◆ What is required
Update every one of the records below by changing "bounding box" to "enclosing box" and keeping everything else the same. Omit the pictures from your answer.

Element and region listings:
-=-=-

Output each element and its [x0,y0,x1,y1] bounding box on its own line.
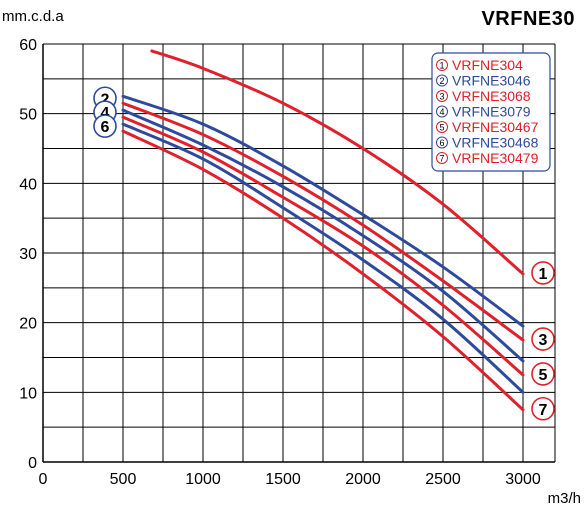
legend-label: VRFNE3079 [452,104,531,120]
legend-label: VRFNE304 [452,57,523,73]
curve-marker-label: 2 [101,91,110,108]
legend-item-1: 1 VRFNE304 [436,57,523,73]
curve-marker-circle [531,362,555,386]
curve-marker-label: 3 [539,332,548,349]
legend-marker-circle [436,105,448,118]
y-tick-label: 20 [19,316,37,333]
legend-label: VRFNE3046 [452,73,531,89]
legend-marker-circle [436,74,448,87]
legend-marker-circle [436,136,448,149]
curve-marker-7: 7 [531,396,555,421]
series-line-6 [121,122,525,394]
x-tick-label: 2500 [425,471,461,488]
curve-marker-label: 5 [539,367,548,384]
legend-item-7: 7 VRFNE30479 [436,150,539,166]
series-line-4 [121,108,525,363]
y-tick-label: 50 [19,107,37,124]
y-tick-label: 60 [19,37,37,54]
legend-item-4: 4 VRFNE3079 [436,104,531,120]
curve-marker-circle [531,261,555,285]
y-axis-label: mm.c.d.a [2,8,64,25]
curve-marker-circle [531,327,555,351]
legend-item-2: 2 VRFNE3046 [436,73,531,89]
x-tick-label: 1000 [185,471,221,488]
x-tick-label: 3000 [505,471,541,488]
legend-box [431,52,551,172]
curve-marker-label: 6 [101,119,110,136]
curve-marker-circle [531,396,555,421]
legend-marker-circle [436,152,448,164]
series-line-5 [121,115,525,377]
legend-marker-number: 4 [439,107,444,117]
y-tick-label: 30 [19,246,37,263]
x-tick-label: 0 [39,471,48,488]
curve-marker-1: 1 [531,261,555,285]
legend-marker-number: 6 [439,138,444,148]
legend-label: VRFNE3068 [452,88,531,104]
legend-item-3: 3 VRFNE3068 [436,88,531,104]
y-tick-label: 10 [19,385,37,402]
series-line-2 [121,94,525,328]
legend-marker-circle [436,121,448,133]
curve-marker-label: 4 [101,105,110,122]
curve-marker-6: 6 [93,114,117,138]
x-tick-label: 2000 [345,471,381,488]
legend-label: VRFNE30467 [452,119,539,135]
legend-marker-number: 1 [439,61,444,71]
legend-item-6: 6 VRFNE30468 [436,135,539,151]
legend-marker-number: 7 [439,154,444,164]
legend-marker-number: 2 [439,76,444,86]
curve-marker-5: 5 [531,362,555,386]
tick-labels: 0 500 1000 1500 2000 2500 3000 0 10 20 30 40 50 60 [19,37,541,488]
series-line-1 [150,49,525,276]
legend-label: VRFNE30479 [452,150,539,166]
chart-title: VRFNE30 [481,8,575,30]
curve-marker-label: 1 [539,266,548,283]
curve-marker-circle [93,114,117,138]
legend-item-5: 5 VRFNE30467 [436,119,539,135]
series-curves [121,49,525,412]
y-tick-label: 40 [19,176,37,193]
series-line-3 [121,101,525,342]
legend-marker-number: 3 [439,92,444,102]
curve-marker-label: 7 [539,402,548,419]
x-tick-label: 500 [110,471,137,488]
x-axis-label: m3/h [547,490,581,507]
series-line-7 [121,129,525,412]
legend-marker-number: 5 [439,123,444,133]
legend-label: VRFNE30468 [452,135,539,151]
y-tick-label: 0 [28,455,37,472]
legend-marker-circle [436,59,448,71]
x-tick-label: 1500 [265,471,301,488]
legend-marker-circle [436,90,448,102]
curve-marker-3: 3 [531,327,555,351]
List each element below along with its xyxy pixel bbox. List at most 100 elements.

-=-=-

◆ Task response
Output each element and its [x0,y0,x1,y1] enclosing box on its own line.
legend-label: VRFNE3079 [452,104,531,120]
legend-label: VRFNE304 [452,57,523,73]
curve-marker-label: 2 [101,91,110,108]
legend-item-1: 1 VRFNE304 [436,57,523,73]
curve-marker-circle [531,362,555,386]
curve-marker-label: 3 [539,332,548,349]
legend-marker-circle [436,105,448,118]
y-tick-label: 20 [19,316,37,333]
legend-label: VRFNE3046 [452,73,531,89]
legend-marker-circle [436,74,448,87]
legend-marker-circle [436,136,448,149]
curve-marker-7: 7 [531,396,555,421]
series-line-6 [121,122,525,394]
x-tick-label: 2500 [425,471,461,488]
curve-marker-label: 5 [539,367,548,384]
legend-item-7: 7 VRFNE30479 [436,150,539,166]
series-line-4 [121,108,525,363]
y-tick-label: 50 [19,107,37,124]
y-tick-label: 60 [19,37,37,54]
legend-item-4: 4 VRFNE3079 [436,104,531,120]
curve-marker-circle [531,261,555,285]
y-axis-label: mm.c.d.a [2,8,64,25]
curve-marker-circle [531,327,555,351]
legend-item-2: 2 VRFNE3046 [436,73,531,89]
x-tick-label: 1000 [185,471,221,488]
x-tick-label: 3000 [505,471,541,488]
legend-box [431,52,551,172]
curve-marker-label: 6 [101,119,110,136]
curve-marker-circle [531,396,555,421]
legend-marker-circle [436,152,448,164]
series-line-5 [121,115,525,377]
legend-marker-number: 4 [439,107,444,117]
y-tick-label: 30 [19,246,37,263]
x-tick-label: 0 [39,471,48,488]
curve-marker-1: 1 [531,261,555,285]
legend-marker-number: 6 [439,138,444,148]
legend-label: VRFNE3068 [452,88,531,104]
legend-item-3: 3 VRFNE3068 [436,88,531,104]
y-tick-label: 10 [19,385,37,402]
series-line-2 [121,94,525,328]
legend-marker-circle [436,121,448,133]
curve-marker-label: 4 [101,105,110,122]
curve-marker-6: 6 [93,114,117,138]
x-tick-label: 2000 [345,471,381,488]
legend-label: VRFNE30467 [452,119,539,135]
legend-marker-number: 1 [439,61,444,71]
legend-item-6: 6 VRFNE30468 [436,135,539,151]
legend-marker-number: 7 [439,154,444,164]
legend-marker-number: 2 [439,76,444,86]
curve-marker-5: 5 [531,362,555,386]
tick-labels: 0 500 1000 1500 2000 2500 3000 0 10 20 30 40 50 60 [19,37,541,488]
series-line-1 [150,49,525,276]
legend-label: VRFNE30479 [452,150,539,166]
chart-title: VRFNE30 [481,8,575,30]
curve-marker-label: 1 [539,266,548,283]
curve-marker-circle [93,114,117,138]
legend-item-5: 5 VRFNE30467 [436,119,539,135]
series-curves [121,49,525,412]
y-tick-label: 40 [19,176,37,193]
series-line-3 [121,101,525,342]
legend-marker-number: 3 [439,92,444,102]
curve-marker-label: 7 [539,402,548,419]
x-tick-label: 500 [110,471,137,488]
x-axis-label: m3/h [547,490,581,507]
series-line-7 [121,129,525,412]
legend-marker-number: 5 [439,123,444,133]
legend-label: VRFNE30468 [452,135,539,151]
y-tick-label: 0 [28,455,37,472]
legend-marker-circle [436,59,448,71]
x-tick-label: 1500 [265,471,301,488]
legend-marker-circle [436,90,448,102]
curve-marker-3: 3 [531,327,555,351]
List each element below along with its xyxy pixel bbox. List at most 100 elements.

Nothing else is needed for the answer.